_Excerpted text_
1. It is a self-executing provision.
1. Since the Constitution is the fundamental, paramount and supreme law of the nation, it is
deemed written in every statute and contract. A provision which lays down a general principle,
such as those found in Art. II of the 1987 Constitution, is usually not self-executing. But a
provision which is complete in itself and becomes operative without the aid of supplementary
or enabling legislation, or that which supplies sufficient rule by means of which the right it
grants may be enjoyed or protected, is self-executing.
2. A constitutional provision is self-executing if the nature and extent of the right conferred and
the liability imposed are fixed by the constitution itself, so that they can be determined by an
examination and construction of its terms, and there is no language indicating that the subject is
referred to the legislature for action. Unless it is expressly provided that a legislative act is
necessary to enforce a constitutional mandate, the presumption now is that all provisions of the
constitution are self-executing. If the constitutional provisions are treated as requiring
legislation instead of self-executing, the legislature would have the power to ignore and
practically nullify the mandate of the fundamental law.

Items in a dataset
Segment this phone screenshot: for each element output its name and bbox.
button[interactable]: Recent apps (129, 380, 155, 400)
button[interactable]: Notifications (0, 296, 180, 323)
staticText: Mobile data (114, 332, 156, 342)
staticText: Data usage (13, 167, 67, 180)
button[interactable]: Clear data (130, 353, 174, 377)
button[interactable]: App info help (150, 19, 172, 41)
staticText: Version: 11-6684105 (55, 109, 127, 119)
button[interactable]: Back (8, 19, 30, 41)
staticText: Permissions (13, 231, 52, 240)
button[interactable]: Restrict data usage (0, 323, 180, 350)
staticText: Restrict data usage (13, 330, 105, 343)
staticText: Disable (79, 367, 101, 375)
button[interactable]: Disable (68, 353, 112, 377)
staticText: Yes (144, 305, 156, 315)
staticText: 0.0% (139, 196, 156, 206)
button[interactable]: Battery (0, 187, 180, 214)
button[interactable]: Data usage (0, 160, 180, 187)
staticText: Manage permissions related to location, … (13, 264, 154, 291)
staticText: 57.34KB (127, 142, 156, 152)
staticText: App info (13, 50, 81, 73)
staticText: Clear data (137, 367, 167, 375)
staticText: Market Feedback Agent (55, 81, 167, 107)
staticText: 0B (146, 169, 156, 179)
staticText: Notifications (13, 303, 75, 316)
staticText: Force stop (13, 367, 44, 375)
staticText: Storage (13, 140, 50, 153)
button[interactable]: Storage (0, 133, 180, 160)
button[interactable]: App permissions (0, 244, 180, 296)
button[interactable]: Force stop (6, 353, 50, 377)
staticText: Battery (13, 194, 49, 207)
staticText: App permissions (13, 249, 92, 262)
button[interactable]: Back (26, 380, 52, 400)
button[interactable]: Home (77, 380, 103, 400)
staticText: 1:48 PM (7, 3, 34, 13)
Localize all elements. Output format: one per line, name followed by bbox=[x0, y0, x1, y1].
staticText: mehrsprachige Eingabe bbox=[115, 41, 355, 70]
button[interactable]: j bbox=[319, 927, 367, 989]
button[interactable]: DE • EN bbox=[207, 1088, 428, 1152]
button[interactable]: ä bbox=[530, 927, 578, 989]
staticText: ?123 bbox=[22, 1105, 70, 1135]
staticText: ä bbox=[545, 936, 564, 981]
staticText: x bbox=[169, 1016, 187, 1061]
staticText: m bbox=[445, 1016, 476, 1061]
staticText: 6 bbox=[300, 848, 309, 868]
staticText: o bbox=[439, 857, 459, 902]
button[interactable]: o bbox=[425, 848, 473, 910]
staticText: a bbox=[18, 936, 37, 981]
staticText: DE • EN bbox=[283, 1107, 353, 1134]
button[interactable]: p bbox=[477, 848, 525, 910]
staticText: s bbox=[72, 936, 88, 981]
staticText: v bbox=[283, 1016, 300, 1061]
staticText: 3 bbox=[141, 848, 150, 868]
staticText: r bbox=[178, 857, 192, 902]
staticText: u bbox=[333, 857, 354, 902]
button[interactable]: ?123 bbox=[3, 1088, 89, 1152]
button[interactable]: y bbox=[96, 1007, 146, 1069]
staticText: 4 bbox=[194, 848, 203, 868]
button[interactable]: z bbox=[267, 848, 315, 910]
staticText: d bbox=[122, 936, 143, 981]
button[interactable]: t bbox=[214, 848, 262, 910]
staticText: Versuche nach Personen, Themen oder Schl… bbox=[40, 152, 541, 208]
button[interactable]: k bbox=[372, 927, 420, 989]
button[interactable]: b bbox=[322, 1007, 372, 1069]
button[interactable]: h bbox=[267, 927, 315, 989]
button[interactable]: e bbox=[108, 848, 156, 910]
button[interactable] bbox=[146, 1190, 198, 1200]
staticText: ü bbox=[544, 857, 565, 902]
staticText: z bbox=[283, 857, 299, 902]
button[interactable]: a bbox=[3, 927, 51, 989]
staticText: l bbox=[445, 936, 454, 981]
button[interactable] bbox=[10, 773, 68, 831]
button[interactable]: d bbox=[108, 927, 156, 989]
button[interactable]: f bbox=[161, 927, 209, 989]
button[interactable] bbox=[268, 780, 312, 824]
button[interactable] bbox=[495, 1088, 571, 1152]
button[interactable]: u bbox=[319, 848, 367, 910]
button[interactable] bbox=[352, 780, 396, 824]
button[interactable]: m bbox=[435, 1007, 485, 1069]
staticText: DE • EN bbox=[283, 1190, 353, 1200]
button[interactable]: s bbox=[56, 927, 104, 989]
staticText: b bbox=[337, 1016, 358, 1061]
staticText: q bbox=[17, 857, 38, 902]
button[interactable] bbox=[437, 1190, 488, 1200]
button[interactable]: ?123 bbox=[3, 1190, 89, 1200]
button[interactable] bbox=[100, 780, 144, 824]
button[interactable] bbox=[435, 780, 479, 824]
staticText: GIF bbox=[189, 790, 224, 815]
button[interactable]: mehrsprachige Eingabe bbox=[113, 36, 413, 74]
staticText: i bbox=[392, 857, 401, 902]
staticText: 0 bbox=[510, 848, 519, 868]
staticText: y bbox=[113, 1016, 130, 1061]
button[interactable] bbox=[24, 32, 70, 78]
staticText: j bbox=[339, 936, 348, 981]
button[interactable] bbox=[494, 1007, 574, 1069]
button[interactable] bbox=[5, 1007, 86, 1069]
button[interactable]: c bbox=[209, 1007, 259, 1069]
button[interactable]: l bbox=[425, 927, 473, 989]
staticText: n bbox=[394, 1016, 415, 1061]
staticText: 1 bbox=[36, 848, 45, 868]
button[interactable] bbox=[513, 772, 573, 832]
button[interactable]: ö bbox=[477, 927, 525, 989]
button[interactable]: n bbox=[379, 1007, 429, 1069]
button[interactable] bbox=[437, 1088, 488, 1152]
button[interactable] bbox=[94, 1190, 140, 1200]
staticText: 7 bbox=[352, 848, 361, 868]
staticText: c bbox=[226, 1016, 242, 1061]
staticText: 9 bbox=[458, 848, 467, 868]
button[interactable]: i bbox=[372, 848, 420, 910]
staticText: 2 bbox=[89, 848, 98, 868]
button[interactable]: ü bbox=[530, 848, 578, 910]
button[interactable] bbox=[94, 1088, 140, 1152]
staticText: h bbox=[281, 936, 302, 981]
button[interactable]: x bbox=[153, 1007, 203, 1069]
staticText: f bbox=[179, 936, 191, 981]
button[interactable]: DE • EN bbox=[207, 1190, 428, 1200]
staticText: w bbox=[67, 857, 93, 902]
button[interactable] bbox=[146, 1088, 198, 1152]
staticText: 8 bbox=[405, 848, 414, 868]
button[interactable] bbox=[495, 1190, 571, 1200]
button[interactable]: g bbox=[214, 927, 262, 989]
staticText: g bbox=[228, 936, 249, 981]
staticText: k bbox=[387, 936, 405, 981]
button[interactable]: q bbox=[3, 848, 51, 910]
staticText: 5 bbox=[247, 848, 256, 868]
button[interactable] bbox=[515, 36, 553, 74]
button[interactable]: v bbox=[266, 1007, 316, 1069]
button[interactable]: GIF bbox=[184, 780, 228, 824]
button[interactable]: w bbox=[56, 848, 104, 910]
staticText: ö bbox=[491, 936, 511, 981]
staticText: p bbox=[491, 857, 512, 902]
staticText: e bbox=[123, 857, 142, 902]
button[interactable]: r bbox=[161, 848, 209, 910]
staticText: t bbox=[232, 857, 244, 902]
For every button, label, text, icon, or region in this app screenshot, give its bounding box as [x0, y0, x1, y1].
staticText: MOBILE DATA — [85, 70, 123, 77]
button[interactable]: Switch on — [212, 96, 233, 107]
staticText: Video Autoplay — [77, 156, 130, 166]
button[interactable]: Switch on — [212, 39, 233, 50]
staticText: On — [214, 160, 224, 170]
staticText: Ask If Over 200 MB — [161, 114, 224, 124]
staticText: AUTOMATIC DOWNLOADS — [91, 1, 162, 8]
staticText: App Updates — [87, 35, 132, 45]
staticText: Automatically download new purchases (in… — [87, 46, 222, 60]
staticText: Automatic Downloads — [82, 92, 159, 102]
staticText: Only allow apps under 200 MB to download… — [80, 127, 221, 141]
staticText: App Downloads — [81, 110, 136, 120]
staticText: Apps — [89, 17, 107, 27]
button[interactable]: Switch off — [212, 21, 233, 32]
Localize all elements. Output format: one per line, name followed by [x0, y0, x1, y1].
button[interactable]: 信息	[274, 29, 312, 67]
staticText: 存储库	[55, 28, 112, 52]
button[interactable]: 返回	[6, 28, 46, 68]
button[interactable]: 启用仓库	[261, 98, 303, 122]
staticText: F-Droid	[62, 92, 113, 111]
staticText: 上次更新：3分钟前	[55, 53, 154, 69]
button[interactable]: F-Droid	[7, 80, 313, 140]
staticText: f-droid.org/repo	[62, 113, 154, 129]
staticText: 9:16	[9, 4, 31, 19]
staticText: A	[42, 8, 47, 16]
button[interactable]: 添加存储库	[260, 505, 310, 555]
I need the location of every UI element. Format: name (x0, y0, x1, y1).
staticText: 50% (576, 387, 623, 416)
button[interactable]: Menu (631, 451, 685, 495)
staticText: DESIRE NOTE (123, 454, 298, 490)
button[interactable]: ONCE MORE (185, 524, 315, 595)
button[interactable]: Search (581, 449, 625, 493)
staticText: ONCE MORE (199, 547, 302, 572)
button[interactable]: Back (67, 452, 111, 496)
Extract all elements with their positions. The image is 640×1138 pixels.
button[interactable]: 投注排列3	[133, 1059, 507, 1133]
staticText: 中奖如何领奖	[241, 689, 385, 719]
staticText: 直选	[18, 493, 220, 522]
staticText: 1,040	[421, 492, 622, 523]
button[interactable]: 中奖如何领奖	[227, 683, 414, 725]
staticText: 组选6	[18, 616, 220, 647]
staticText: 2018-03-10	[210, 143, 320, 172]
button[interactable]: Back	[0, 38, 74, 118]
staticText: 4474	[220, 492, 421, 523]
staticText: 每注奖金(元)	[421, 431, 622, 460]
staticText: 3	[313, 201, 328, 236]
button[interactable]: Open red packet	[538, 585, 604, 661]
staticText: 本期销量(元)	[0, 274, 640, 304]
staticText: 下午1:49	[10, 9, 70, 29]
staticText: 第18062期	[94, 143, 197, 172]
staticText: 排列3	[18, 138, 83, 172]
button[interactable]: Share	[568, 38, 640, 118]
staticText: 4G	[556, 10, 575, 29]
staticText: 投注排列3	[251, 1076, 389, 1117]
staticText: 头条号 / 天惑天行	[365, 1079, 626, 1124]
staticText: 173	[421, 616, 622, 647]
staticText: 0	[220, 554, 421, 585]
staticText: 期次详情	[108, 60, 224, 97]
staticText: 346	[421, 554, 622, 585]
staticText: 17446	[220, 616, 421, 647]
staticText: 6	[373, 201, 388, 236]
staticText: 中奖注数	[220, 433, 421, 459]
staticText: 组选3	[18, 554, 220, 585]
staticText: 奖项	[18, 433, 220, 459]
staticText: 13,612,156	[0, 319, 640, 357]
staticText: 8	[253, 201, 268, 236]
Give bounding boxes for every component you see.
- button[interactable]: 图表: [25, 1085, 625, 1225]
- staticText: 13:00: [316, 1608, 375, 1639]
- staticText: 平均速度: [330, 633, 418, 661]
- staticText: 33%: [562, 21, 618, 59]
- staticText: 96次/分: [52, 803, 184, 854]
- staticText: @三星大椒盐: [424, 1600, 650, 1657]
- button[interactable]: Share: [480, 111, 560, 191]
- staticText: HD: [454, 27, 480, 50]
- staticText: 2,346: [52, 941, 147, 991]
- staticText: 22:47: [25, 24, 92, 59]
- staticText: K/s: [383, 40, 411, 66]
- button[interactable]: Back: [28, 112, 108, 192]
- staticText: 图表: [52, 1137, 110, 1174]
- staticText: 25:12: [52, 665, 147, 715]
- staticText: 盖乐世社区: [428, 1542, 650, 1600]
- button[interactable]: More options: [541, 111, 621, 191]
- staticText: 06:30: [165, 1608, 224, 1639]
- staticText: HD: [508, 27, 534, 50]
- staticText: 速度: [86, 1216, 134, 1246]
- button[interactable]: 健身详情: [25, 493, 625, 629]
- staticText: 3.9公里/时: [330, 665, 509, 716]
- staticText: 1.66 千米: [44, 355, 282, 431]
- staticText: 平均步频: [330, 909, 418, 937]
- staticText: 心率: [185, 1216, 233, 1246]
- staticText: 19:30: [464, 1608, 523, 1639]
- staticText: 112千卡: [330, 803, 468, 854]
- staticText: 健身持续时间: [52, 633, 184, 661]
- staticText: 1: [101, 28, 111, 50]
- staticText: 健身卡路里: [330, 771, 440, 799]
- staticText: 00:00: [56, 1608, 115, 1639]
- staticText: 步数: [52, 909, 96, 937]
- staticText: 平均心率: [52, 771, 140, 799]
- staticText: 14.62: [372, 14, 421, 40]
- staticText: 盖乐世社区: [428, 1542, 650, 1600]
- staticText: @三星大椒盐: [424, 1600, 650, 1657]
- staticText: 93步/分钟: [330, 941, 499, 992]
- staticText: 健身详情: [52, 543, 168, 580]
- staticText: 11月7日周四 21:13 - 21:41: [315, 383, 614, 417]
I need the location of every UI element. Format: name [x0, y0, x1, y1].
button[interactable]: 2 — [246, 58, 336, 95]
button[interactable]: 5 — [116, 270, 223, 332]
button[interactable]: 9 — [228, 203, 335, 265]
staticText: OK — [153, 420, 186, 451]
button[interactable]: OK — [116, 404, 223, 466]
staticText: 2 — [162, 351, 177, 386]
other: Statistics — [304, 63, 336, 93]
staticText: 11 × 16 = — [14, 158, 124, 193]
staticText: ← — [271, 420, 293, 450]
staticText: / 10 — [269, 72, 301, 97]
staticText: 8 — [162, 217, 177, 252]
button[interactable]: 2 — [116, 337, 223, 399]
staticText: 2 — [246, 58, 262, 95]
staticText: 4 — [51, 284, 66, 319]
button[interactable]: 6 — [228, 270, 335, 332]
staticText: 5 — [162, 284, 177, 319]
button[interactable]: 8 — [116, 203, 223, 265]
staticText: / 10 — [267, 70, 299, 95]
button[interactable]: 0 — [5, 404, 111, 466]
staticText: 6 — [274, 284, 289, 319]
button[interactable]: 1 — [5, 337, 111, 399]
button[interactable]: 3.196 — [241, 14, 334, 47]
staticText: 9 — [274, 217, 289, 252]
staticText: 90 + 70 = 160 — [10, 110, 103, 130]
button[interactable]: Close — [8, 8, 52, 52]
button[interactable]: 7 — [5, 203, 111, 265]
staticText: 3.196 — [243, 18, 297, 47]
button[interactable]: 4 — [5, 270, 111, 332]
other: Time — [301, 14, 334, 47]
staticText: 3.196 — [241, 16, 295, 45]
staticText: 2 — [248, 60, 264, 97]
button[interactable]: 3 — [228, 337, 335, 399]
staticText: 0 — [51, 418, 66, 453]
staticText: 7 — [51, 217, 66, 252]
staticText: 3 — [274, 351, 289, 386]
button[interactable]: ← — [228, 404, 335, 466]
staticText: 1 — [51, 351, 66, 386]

_Problems_
1. Arrange everything in the records from the very first line down to the line containing "staticText: Manage permissions" as a numbered list, leaving out any blank lines.
2. Pick up the text on self-executing constitutional provisions after its final sentence and continue it.

_Answers given_
1.
1. Segment this phone screenshot: for each element output its name and bbox.
2. button[interactable]: Recent apps (129, 380, 155, 400)
3. button[interactable]: Notifications (0, 296, 180, 323)
4. staticText: Mobile data (114, 332, 156, 342)
5. staticText: Data usage (13, 167, 67, 180)
6. button[interactable]: Clear data (130, 353, 174, 377)
7. button[interactable]: App info help (150, 19, 172, 41)
8. staticText: Version: 11-6684105 (55, 109, 127, 119)
9. button[interactable]: Back (8, 19, 30, 41)
10. staticText: Permissions (13, 231, 52, 240)
11. button[interactable]: Restrict data usage (0, 323, 180, 350)
12. staticText: Restrict data usage (13, 330, 105, 343)
13. staticText: Disable (79, 367, 101, 375)
14. button[interactable]: Disable (68, 353, 112, 377)
15. staticText: Yes (144, 305, 156, 315)
16. staticText: 0.0% (139, 196, 156, 206)
17. button[interactable]: Battery (0, 187, 180, 214)
18. button[interactable]: Data usage (0, 160, 180, 187)
19. staticText: Manage permissions related to location, … (13, 264, 154, 291)

2.
3. 10, second par., Art. XII of the 1987 Constitution is a mandatory, positive command which is
complete in itself and which needs no further guidelines or implementing laws or rules for its
enforcement. From its very words the provision does not require any legislation to put it in
operation. It is per sejudicially enforceable. When our Constitution mandates that in the grant of
rights, privileges, and concessions covering national economy and patrimony, the State shall
give preference to qualified Filipinos, it means just that – qualified Filipinos shall be preferred.
And when our Constitution declares that a right exists in certain specified circumstances an
action may be maintained to enforce such right notwithstanding the absence of any legislation
on the subject; consequently, if there is no statute especially enacted to enforce such
constitutional right, such right enforces itself by its own inherent potency and puissance, and
from which all legislations must take their bearings. Where there is a right there is a
remedy. Ubi jus ibi remedium.
2. The Court agree.
1. In its plain and ordinary meaning, the term patrimony pertains to heritage. When the
Constitution speaks of national patrimony, it refers not only to the natural resources of the
Philippines, as the Constitution could have very well used the term natural resources, but also
to the cultural heritage of the Filipinos.
2. It also refers to Filipino’s intelligence in arts, sciences and letters. In the present case, Manila
Hotel has become a landmark, a living testimonial of Philippine heritage. While it was
restrictively an American hotel when it first opened in 1912, a concourse for the elite, it has
since then become the venue of various significant events which have shaped Philippine history.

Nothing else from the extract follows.